**Given task:**
In the records below, find each line with the word "name" and copy it.

**Data extract:**
----
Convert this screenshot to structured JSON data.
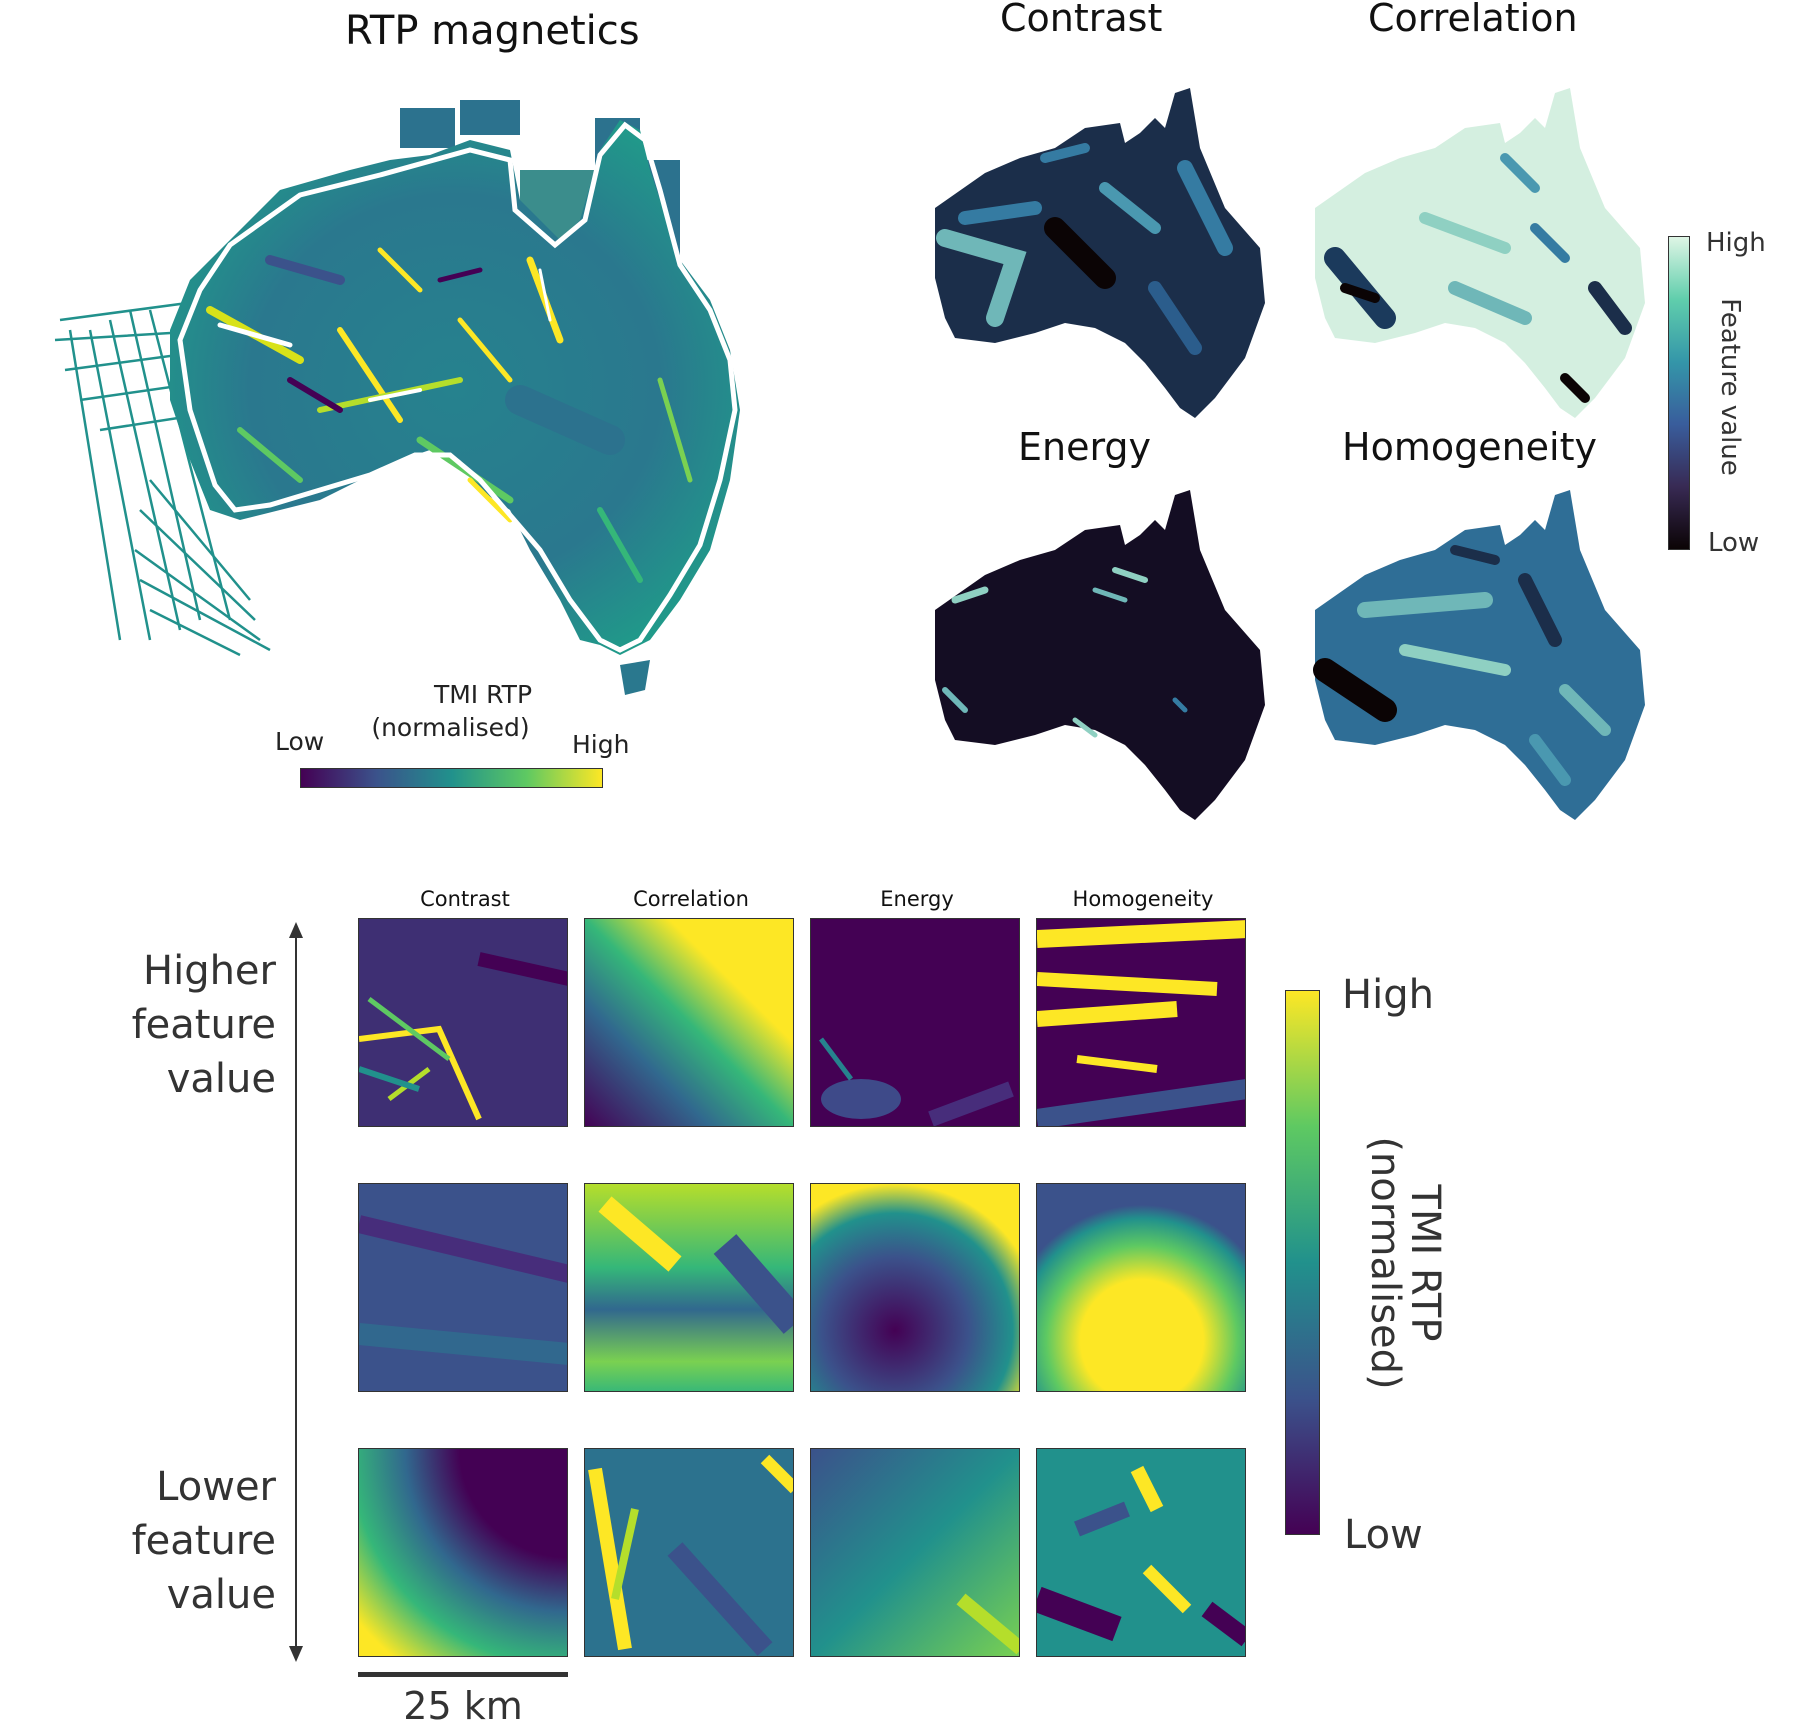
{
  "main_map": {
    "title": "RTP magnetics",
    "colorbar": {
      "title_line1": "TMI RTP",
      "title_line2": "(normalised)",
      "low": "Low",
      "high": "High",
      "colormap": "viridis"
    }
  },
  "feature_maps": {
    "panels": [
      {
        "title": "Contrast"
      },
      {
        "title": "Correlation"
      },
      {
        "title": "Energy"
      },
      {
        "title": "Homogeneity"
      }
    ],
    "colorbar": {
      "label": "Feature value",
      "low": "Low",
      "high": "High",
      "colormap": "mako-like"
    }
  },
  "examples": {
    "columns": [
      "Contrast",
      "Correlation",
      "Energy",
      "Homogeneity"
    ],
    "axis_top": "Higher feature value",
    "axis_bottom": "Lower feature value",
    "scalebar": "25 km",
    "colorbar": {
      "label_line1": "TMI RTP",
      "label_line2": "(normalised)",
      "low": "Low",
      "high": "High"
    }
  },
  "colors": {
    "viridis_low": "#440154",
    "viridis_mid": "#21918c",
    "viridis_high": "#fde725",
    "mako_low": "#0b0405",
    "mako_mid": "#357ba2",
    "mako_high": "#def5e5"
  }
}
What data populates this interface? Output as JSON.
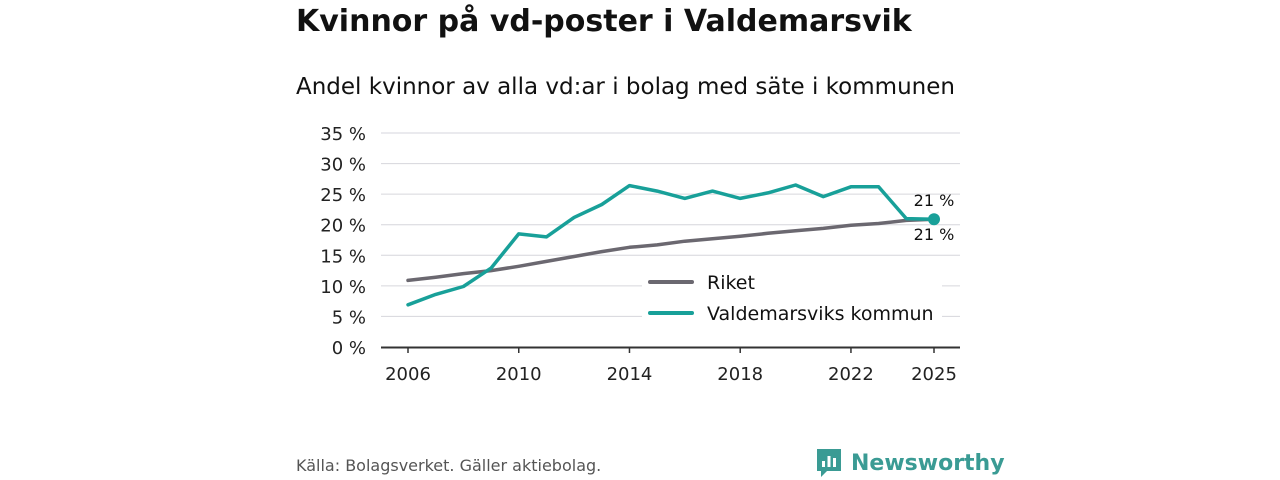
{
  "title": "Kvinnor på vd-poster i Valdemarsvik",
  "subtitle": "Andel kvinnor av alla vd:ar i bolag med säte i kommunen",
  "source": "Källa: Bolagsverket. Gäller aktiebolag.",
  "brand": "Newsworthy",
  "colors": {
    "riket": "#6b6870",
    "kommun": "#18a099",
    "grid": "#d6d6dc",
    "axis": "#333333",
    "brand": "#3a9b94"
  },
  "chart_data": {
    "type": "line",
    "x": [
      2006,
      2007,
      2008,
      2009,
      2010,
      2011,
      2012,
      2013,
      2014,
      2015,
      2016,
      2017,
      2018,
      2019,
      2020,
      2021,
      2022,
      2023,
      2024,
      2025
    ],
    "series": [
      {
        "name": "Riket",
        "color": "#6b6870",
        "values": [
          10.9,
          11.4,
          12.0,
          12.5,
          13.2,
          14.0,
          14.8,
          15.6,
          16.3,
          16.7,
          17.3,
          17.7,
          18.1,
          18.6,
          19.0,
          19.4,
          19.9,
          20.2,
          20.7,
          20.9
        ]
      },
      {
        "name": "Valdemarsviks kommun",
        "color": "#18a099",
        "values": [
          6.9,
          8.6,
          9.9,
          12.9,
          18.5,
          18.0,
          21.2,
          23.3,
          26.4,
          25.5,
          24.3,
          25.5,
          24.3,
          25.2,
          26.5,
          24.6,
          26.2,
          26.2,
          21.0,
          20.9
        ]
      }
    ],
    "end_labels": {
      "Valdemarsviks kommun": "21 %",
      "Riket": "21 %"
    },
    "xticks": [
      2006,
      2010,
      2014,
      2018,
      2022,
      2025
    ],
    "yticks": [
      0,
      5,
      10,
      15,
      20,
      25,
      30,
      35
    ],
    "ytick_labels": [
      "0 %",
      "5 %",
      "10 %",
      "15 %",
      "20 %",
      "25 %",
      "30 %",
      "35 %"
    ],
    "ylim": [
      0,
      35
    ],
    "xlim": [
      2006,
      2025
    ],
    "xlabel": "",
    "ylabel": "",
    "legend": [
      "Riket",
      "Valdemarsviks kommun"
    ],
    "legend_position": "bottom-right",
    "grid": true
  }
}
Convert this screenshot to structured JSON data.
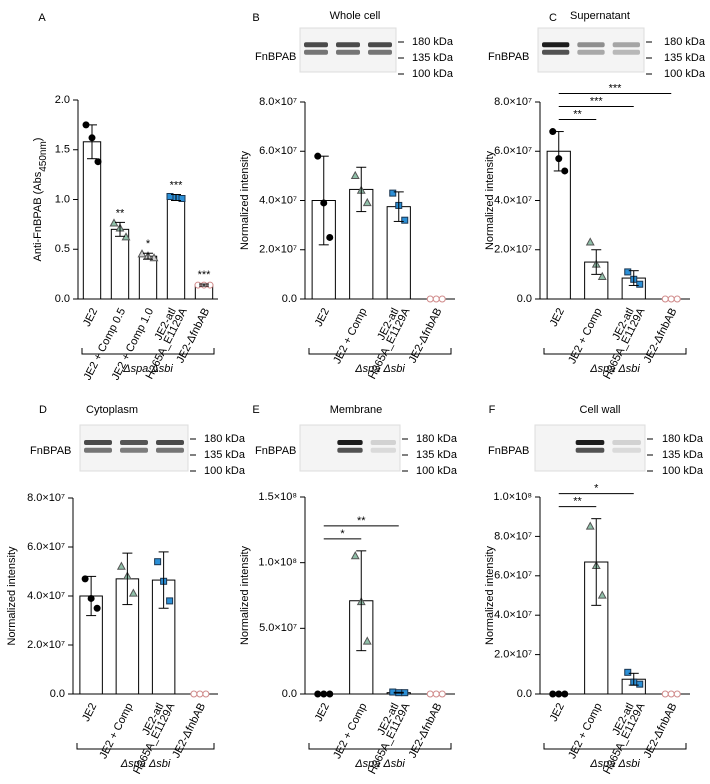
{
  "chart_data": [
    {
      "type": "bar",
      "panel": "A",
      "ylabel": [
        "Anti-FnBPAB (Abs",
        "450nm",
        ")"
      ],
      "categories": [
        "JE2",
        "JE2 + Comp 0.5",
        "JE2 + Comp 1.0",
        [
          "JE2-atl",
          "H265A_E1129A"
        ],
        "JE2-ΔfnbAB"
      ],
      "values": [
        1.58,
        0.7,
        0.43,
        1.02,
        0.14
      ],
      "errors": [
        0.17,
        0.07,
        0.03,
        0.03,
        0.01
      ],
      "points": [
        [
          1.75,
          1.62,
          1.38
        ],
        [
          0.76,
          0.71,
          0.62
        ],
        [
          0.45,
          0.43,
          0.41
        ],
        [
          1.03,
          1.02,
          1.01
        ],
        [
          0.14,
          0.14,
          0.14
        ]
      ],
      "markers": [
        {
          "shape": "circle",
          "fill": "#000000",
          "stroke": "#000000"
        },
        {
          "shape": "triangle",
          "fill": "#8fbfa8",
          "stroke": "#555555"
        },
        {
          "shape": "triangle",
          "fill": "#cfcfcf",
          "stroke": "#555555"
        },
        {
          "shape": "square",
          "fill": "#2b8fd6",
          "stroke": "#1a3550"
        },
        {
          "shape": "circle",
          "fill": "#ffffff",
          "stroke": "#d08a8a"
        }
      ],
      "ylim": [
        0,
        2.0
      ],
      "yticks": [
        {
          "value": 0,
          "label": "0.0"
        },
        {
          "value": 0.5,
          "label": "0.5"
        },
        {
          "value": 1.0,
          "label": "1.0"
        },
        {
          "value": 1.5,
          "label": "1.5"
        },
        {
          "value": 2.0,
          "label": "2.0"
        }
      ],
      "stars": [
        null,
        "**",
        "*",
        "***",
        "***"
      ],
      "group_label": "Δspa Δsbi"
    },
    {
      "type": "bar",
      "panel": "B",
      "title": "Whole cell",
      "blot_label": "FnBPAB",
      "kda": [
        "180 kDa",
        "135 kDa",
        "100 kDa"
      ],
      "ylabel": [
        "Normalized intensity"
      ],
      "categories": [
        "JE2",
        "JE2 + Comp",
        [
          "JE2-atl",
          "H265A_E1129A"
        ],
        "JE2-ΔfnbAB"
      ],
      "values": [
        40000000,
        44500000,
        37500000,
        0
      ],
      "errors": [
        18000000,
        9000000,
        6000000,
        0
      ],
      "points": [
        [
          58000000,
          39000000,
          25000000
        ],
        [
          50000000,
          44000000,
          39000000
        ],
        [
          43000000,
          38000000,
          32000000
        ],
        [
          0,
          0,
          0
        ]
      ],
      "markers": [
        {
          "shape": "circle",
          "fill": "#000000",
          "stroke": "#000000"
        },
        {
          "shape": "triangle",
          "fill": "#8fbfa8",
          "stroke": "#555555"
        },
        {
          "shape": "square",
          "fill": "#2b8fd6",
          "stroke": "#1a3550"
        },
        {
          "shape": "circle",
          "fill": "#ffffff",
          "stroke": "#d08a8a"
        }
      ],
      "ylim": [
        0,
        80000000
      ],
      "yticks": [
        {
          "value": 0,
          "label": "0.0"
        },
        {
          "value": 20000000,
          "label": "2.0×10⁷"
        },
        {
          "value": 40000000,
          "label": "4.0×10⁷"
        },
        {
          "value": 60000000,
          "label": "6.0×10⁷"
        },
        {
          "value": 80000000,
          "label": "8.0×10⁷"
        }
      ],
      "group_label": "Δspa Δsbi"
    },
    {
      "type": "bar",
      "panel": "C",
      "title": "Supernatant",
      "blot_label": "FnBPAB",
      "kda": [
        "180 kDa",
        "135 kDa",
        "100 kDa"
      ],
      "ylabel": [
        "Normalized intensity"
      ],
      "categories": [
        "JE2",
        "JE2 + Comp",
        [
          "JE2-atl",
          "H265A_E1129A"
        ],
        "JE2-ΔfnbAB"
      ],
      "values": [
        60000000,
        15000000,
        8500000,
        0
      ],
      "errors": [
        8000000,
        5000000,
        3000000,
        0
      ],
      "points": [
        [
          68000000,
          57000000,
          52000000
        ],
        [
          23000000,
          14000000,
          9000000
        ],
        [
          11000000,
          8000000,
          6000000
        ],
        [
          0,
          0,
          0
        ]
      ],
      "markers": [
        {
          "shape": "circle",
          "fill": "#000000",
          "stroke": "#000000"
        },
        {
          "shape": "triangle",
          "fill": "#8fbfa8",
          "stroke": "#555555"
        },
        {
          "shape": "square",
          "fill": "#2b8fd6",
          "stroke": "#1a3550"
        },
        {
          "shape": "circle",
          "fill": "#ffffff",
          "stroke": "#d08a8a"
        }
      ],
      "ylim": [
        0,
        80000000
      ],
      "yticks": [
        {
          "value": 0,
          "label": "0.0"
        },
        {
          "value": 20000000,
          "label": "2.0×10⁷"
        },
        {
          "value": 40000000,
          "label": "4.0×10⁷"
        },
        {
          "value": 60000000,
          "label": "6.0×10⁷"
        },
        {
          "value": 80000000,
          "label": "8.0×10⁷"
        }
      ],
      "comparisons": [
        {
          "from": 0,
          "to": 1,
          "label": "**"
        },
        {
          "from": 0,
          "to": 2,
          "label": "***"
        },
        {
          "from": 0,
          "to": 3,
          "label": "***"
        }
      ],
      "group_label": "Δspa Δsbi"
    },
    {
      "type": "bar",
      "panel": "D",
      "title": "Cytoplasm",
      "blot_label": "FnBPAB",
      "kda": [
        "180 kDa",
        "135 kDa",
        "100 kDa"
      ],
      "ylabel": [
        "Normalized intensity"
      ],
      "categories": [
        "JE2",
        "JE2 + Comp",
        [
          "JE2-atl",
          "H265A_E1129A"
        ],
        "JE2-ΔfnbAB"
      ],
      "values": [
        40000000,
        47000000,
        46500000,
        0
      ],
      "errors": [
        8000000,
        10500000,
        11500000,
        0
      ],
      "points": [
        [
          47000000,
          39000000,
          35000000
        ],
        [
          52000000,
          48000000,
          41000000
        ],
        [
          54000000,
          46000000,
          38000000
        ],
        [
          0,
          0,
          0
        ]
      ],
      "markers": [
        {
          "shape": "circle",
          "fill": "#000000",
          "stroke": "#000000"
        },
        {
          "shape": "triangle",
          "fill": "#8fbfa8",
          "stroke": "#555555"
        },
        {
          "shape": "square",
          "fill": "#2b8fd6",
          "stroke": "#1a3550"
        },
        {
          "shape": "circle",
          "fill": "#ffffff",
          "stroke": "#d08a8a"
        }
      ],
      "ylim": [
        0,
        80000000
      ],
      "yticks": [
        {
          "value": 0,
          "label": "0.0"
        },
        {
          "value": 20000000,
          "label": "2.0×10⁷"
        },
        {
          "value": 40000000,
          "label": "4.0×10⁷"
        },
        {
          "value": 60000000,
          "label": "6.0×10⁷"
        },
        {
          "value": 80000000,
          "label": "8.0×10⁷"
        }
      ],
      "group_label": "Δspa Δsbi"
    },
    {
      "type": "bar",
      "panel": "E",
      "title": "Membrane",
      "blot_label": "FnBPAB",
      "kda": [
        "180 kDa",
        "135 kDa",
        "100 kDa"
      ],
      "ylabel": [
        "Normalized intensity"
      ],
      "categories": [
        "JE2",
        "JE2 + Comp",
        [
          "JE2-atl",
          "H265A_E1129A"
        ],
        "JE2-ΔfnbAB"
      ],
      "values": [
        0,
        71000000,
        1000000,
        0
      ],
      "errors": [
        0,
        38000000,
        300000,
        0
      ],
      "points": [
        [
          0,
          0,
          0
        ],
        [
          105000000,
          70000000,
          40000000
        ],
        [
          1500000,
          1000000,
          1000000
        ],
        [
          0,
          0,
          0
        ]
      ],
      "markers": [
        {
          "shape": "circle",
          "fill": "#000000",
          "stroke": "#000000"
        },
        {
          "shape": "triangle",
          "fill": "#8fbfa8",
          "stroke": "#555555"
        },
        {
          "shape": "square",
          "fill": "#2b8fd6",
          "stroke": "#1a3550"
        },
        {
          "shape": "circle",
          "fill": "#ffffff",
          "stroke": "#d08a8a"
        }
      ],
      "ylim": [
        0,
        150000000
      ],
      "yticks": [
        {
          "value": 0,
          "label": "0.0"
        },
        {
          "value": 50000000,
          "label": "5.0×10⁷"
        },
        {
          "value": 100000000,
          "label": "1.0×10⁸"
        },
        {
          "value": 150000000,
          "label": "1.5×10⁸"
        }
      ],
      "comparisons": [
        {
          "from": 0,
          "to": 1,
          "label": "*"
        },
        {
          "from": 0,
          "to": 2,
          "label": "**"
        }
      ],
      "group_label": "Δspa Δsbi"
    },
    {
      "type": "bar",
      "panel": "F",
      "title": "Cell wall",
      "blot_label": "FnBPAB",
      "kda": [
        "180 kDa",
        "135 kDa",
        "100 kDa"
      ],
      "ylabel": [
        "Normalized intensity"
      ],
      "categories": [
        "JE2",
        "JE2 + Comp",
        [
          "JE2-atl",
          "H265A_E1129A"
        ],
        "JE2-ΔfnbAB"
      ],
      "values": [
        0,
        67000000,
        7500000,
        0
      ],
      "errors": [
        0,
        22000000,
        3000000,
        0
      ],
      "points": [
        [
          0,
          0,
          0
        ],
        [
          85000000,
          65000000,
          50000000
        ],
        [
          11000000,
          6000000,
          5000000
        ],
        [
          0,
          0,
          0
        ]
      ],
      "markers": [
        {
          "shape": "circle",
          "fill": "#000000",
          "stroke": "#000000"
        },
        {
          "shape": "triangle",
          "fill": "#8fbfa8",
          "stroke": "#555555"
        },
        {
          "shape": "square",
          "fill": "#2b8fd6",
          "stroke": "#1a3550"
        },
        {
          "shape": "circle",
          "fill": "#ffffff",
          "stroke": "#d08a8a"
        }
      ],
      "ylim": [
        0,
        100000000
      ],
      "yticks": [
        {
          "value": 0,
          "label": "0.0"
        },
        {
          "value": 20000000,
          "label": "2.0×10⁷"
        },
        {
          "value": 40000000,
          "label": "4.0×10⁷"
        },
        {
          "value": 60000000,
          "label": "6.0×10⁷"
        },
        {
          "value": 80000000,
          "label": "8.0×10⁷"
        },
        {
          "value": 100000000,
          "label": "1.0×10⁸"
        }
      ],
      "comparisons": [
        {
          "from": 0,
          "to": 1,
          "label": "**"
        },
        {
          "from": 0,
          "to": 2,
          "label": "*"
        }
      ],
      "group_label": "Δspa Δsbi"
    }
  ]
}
----
**Expected output:**
        "name": "Riket",
        "name": "Valdemarsviks kommun",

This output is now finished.